- **DATASET ENTRIES**
## Begin

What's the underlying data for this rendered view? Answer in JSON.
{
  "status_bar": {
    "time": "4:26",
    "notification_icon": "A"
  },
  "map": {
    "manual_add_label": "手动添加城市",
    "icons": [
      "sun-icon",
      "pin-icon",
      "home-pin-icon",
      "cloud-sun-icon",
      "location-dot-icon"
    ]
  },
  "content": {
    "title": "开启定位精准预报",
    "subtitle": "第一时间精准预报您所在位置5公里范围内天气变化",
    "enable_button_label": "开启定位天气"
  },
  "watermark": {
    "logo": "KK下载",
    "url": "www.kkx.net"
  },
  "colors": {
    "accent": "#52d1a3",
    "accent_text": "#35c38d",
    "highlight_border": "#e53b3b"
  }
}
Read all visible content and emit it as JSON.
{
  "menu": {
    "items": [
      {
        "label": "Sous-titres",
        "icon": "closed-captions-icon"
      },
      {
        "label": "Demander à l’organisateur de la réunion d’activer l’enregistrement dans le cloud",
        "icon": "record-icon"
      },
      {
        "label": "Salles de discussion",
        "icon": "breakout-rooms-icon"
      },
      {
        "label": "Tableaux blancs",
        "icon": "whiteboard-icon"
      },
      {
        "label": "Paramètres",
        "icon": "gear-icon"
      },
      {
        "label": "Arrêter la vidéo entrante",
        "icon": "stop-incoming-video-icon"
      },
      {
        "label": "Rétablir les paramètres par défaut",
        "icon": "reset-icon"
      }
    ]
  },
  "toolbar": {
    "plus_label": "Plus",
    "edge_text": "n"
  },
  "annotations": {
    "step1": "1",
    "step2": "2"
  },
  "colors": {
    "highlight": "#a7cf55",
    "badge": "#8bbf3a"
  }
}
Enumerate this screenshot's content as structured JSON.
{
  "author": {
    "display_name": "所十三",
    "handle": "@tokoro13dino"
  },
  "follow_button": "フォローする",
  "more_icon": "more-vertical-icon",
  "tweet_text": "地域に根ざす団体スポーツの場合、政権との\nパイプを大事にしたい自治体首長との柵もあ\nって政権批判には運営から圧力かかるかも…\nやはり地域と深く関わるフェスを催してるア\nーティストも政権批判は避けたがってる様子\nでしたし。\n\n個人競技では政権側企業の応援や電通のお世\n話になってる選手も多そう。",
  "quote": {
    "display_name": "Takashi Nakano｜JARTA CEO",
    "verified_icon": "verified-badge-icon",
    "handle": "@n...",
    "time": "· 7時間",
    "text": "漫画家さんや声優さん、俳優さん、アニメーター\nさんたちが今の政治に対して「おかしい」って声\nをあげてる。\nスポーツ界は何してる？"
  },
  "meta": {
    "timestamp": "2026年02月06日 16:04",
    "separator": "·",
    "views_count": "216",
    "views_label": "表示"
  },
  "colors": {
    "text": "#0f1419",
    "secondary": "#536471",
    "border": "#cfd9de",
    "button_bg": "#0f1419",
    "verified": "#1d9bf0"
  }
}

## End

Print out every entry, keeping each one exact.

What's the underlying data for this rendered view? Answer in JSON.
{
  "status_bar": {
    "time": "4:26",
    "notification_icon": "A"
  },
  "map": {
    "manual_add_label": "手动添加城市",
    "icons": [
      "sun-icon",
      "pin-icon",
      "home-pin-icon",
      "cloud-sun-icon",
      "location-dot-icon"
    ]
  },
  "content": {
    "title": "开启定位精准预报",
    "subtitle": "第一时间精准预报您所在位置5公里范围内天气变化",
    "enable_button_label": "开启定位天气"
  },
  "watermark": {
    "logo": "KK下载",
    "url": "www.kkx.net"
  },
  "colors": {
    "accent": "#52d1a3",
    "accent_text": "#35c38d",
    "highlight_border": "#e53b3b"
  }
}
Read all visible content and emit it as JSON.
{
  "menu": {
    "items": [
      {
        "label": "Sous-titres",
        "icon": "closed-captions-icon"
      },
      {
        "label": "Demander à l’organisateur de la réunion d’activer l’enregistrement dans le cloud",
        "icon": "record-icon"
      },
      {
        "label": "Salles de discussion",
        "icon": "breakout-rooms-icon"
      },
      {
        "label": "Tableaux blancs",
        "icon": "whiteboard-icon"
      },
      {
        "label": "Paramètres",
        "icon": "gear-icon"
      },
      {
        "label": "Arrêter la vidéo entrante",
        "icon": "stop-incoming-video-icon"
      },
      {
        "label": "Rétablir les paramètres par défaut",
        "icon": "reset-icon"
      }
    ]
  },
  "toolbar": {
    "plus_label": "Plus",
    "edge_text": "n"
  },
  "annotations": {
    "step1": "1",
    "step2": "2"
  },
  "colors": {
    "highlight": "#a7cf55",
    "badge": "#8bbf3a"
  }
}
Enumerate this screenshot's content as structured JSON.
{
  "author": {
    "display_name": "所十三",
    "handle": "@tokoro13dino"
  },
  "follow_button": "フォローする",
  "more_icon": "more-vertical-icon",
  "tweet_text": "地域に根ざす団体スポーツの場合、政権との\nパイプを大事にしたい自治体首長との柵もあ\nって政権批判には運営から圧力かかるかも…\nやはり地域と深く関わるフェスを催してるア\nーティストも政権批判は避けたがってる様子\nでしたし。\n\n個人競技では政権側企業の応援や電通のお世\n話になってる選手も多そう。",
  "quote": {
    "display_name": "Takashi Nakano｜JARTA CEO",
    "verified_icon": "verified-badge-icon",
    "handle": "@n...",
    "time": "· 7時間",
    "text": "漫画家さんや声優さん、俳優さん、アニメーター\nさんたちが今の政治に対して「おかしい」って声\nをあげてる。\nスポーツ界は何してる？"
  },
  "meta": {
    "timestamp": "2026年02月06日 16:04",
    "separator": "·",
    "views_count": "216",
    "views_label": "表示"
  },
  "colors": {
    "text": "#0f1419",
    "secondary": "#536471",
    "border": "#cfd9de",
    "button_bg": "#0f1419",
    "verified": "#1d9bf0"
  }
}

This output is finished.